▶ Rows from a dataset
Begin

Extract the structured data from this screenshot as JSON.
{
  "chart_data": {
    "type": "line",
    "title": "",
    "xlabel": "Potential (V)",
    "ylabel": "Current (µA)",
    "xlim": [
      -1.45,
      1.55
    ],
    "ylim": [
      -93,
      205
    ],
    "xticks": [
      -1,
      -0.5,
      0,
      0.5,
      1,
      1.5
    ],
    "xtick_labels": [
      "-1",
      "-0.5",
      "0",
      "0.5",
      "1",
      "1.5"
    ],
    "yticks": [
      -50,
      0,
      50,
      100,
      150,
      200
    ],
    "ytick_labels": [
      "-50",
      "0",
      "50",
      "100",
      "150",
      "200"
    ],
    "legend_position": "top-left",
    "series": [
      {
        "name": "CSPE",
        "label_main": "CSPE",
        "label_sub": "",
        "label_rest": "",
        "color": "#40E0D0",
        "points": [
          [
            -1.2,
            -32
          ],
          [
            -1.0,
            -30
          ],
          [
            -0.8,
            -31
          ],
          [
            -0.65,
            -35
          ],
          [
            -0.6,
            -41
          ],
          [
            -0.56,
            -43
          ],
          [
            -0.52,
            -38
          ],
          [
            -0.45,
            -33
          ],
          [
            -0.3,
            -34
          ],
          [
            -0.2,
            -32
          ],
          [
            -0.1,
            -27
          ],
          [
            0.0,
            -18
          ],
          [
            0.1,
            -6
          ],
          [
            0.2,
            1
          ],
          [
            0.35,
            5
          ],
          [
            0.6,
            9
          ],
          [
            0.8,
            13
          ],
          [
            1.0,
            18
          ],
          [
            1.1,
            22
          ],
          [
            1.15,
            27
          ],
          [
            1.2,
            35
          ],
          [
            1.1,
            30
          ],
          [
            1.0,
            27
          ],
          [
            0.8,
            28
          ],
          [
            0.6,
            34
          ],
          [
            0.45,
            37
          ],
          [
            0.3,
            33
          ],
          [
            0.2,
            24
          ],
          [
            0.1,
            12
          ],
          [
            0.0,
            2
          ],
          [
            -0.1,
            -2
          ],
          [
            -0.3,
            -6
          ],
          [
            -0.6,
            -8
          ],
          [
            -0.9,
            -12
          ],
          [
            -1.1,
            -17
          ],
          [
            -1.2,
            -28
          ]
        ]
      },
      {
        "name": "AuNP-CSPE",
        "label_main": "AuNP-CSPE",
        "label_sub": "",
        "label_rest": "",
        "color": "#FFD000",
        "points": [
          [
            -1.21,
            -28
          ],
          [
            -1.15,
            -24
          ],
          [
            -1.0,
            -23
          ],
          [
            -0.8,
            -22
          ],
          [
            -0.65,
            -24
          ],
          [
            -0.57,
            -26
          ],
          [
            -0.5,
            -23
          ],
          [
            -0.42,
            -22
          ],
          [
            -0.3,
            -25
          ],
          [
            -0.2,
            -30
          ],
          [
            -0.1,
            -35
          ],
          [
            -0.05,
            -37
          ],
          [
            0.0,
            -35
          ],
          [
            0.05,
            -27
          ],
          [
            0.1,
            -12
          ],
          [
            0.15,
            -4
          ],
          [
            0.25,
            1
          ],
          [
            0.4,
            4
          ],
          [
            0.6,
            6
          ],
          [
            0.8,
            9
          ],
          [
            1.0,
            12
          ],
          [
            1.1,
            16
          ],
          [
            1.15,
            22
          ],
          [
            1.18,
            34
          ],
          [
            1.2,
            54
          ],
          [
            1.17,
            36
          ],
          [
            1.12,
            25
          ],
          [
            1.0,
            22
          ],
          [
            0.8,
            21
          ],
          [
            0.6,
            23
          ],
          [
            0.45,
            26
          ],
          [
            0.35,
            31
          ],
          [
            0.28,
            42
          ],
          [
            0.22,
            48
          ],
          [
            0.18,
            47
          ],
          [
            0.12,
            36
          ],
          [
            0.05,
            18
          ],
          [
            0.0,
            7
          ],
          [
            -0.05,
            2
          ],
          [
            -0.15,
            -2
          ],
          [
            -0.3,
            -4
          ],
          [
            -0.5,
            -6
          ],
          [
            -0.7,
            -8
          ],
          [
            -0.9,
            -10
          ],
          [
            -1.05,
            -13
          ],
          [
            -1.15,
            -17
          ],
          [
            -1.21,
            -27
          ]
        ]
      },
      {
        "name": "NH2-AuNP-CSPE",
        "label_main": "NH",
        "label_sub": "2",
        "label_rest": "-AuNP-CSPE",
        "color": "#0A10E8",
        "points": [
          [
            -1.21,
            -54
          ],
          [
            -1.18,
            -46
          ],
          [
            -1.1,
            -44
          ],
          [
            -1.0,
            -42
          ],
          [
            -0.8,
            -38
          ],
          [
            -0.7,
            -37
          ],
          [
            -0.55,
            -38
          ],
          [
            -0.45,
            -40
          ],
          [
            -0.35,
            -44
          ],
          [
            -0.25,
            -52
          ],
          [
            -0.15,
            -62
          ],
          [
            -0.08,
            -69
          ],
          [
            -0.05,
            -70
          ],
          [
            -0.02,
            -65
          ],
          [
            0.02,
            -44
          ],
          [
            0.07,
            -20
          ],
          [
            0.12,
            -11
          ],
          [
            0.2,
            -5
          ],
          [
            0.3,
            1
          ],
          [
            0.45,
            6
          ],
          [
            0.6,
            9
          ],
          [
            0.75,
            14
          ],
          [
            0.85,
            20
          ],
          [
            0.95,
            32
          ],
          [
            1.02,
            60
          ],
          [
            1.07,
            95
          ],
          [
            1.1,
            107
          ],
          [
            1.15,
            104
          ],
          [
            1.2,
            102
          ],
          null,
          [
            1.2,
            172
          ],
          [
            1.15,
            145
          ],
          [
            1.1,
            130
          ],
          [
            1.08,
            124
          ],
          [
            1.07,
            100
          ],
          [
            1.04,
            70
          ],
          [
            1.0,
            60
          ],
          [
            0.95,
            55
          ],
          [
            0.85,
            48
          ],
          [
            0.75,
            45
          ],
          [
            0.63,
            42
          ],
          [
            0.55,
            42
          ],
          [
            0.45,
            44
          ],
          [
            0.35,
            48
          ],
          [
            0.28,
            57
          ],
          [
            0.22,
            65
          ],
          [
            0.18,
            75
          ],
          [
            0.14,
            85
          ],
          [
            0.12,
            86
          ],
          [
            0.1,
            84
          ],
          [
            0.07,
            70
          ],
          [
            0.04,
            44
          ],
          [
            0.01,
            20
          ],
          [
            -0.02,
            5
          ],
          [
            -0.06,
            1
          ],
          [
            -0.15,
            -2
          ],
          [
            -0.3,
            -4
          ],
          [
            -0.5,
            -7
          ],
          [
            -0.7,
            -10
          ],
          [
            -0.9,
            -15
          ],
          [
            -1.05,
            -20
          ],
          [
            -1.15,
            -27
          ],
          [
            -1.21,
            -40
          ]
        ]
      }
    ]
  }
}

End

▶ WORK REQUIRED
Set down the material above again, word for word.

▶ THE REPLY
Extract the structured data from this screenshot as JSON.
{
  "chart_data": {
    "type": "line",
    "title": "",
    "xlabel": "Potential (V)",
    "ylabel": "Current (µA)",
    "xlim": [
      -1.45,
      1.55
    ],
    "ylim": [
      -93,
      205
    ],
    "xticks": [
      -1,
      -0.5,
      0,
      0.5,
      1,
      1.5
    ],
    "xtick_labels": [
      "-1",
      "-0.5",
      "0",
      "0.5",
      "1",
      "1.5"
    ],
    "yticks": [
      -50,
      0,
      50,
      100,
      150,
      200
    ],
    "ytick_labels": [
      "-50",
      "0",
      "50",
      "100",
      "150",
      "200"
    ],
    "legend_position": "top-left",
    "series": [
      {
        "name": "CSPE",
        "label_main": "CSPE",
        "label_sub": "",
        "label_rest": "",
        "color": "#40E0D0",
        "points": [
          [
            -1.2,
            -32
          ],
          [
            -1.0,
            -30
          ],
          [
            -0.8,
            -31
          ],
          [
            -0.65,
            -35
          ],
          [
            -0.6,
            -41
          ],
          [
            -0.56,
            -43
          ],
          [
            -0.52,
            -38
          ],
          [
            -0.45,
            -33
          ],
          [
            -0.3,
            -34
          ],
          [
            -0.2,
            -32
          ],
          [
            -0.1,
            -27
          ],
          [
            0.0,
            -18
          ],
          [
            0.1,
            -6
          ],
          [
            0.2,
            1
          ],
          [
            0.35,
            5
          ],
          [
            0.6,
            9
          ],
          [
            0.8,
            13
          ],
          [
            1.0,
            18
          ],
          [
            1.1,
            22
          ],
          [
            1.15,
            27
          ],
          [
            1.2,
            35
          ],
          [
            1.1,
            30
          ],
          [
            1.0,
            27
          ],
          [
            0.8,
            28
          ],
          [
            0.6,
            34
          ],
          [
            0.45,
            37
          ],
          [
            0.3,
            33
          ],
          [
            0.2,
            24
          ],
          [
            0.1,
            12
          ],
          [
            0.0,
            2
          ],
          [
            -0.1,
            -2
          ],
          [
            -0.3,
            -6
          ],
          [
            -0.6,
            -8
          ],
          [
            -0.9,
            -12
          ],
          [
            -1.1,
            -17
          ],
          [
            -1.2,
            -28
          ]
        ]
      },
      {
        "name": "AuNP-CSPE",
        "label_main": "AuNP-CSPE",
        "label_sub": "",
        "label_rest": "",
        "color": "#FFD000",
        "points": [
          [
            -1.21,
            -28
          ],
          [
            -1.15,
            -24
          ],
          [
            -1.0,
            -23
          ],
          [
            -0.8,
            -22
          ],
          [
            -0.65,
            -24
          ],
          [
            -0.57,
            -26
          ],
          [
            -0.5,
            -23
          ],
          [
            -0.42,
            -22
          ],
          [
            -0.3,
            -25
          ],
          [
            -0.2,
            -30
          ],
          [
            -0.1,
            -35
          ],
          [
            -0.05,
            -37
          ],
          [
            0.0,
            -35
          ],
          [
            0.05,
            -27
          ],
          [
            0.1,
            -12
          ],
          [
            0.15,
            -4
          ],
          [
            0.25,
            1
          ],
          [
            0.4,
            4
          ],
          [
            0.6,
            6
          ],
          [
            0.8,
            9
          ],
          [
            1.0,
            12
          ],
          [
            1.1,
            16
          ],
          [
            1.15,
            22
          ],
          [
            1.18,
            34
          ],
          [
            1.2,
            54
          ],
          [
            1.17,
            36
          ],
          [
            1.12,
            25
          ],
          [
            1.0,
            22
          ],
          [
            0.8,
            21
          ],
          [
            0.6,
            23
          ],
          [
            0.45,
            26
          ],
          [
            0.35,
            31
          ],
          [
            0.28,
            42
          ],
          [
            0.22,
            48
          ],
          [
            0.18,
            47
          ],
          [
            0.12,
            36
          ],
          [
            0.05,
            18
          ],
          [
            0.0,
            7
          ],
          [
            -0.05,
            2
          ],
          [
            -0.15,
            -2
          ],
          [
            -0.3,
            -4
          ],
          [
            -0.5,
            -6
          ],
          [
            -0.7,
            -8
          ],
          [
            -0.9,
            -10
          ],
          [
            -1.05,
            -13
          ],
          [
            -1.15,
            -17
          ],
          [
            -1.21,
            -27
          ]
        ]
      },
      {
        "name": "NH2-AuNP-CSPE",
        "label_main": "NH",
        "label_sub": "2",
        "label_rest": "-AuNP-CSPE",
        "color": "#0A10E8",
        "points": [
          [
            -1.21,
            -54
          ],
          [
            -1.18,
            -46
          ],
          [
            -1.1,
            -44
          ],
          [
            -1.0,
            -42
          ],
          [
            -0.8,
            -38
          ],
          [
            -0.7,
            -37
          ],
          [
            -0.55,
            -38
          ],
          [
            -0.45,
            -40
          ],
          [
            -0.35,
            -44
          ],
          [
            -0.25,
            -52
          ],
          [
            -0.15,
            -62
          ],
          [
            -0.08,
            -69
          ],
          [
            -0.05,
            -70
          ],
          [
            -0.02,
            -65
          ],
          [
            0.02,
            -44
          ],
          [
            0.07,
            -20
          ],
          [
            0.12,
            -11
          ],
          [
            0.2,
            -5
          ],
          [
            0.3,
            1
          ],
          [
            0.45,
            6
          ],
          [
            0.6,
            9
          ],
          [
            0.75,
            14
          ],
          [
            0.85,
            20
          ],
          [
            0.95,
            32
          ],
          [
            1.02,
            60
          ],
          [
            1.07,
            95
          ],
          [
            1.1,
            107
          ],
          [
            1.15,
            104
          ],
          [
            1.2,
            102
          ],
          null,
          [
            1.2,
            172
          ],
          [
            1.15,
            145
          ],
          [
            1.1,
            130
          ],
          [
            1.08,
            124
          ],
          [
            1.07,
            100
          ],
          [
            1.04,
            70
          ],
          [
            1.0,
            60
          ],
          [
            0.95,
            55
          ],
          [
            0.85,
            48
          ],
          [
            0.75,
            45
          ],
          [
            0.63,
            42
          ],
          [
            0.55,
            42
          ],
          [
            0.45,
            44
          ],
          [
            0.35,
            48
          ],
          [
            0.28,
            57
          ],
          [
            0.22,
            65
          ],
          [
            0.18,
            75
          ],
          [
            0.14,
            85
          ],
          [
            0.12,
            86
          ],
          [
            0.1,
            84
          ],
          [
            0.07,
            70
          ],
          [
            0.04,
            44
          ],
          [
            0.01,
            20
          ],
          [
            -0.02,
            5
          ],
          [
            -0.06,
            1
          ],
          [
            -0.15,
            -2
          ],
          [
            -0.3,
            -4
          ],
          [
            -0.5,
            -7
          ],
          [
            -0.7,
            -10
          ],
          [
            -0.9,
            -15
          ],
          [
            -1.05,
            -20
          ],
          [
            -1.15,
            -27
          ],
          [
            -1.21,
            -40
          ]
        ]
      }
    ]
  }
}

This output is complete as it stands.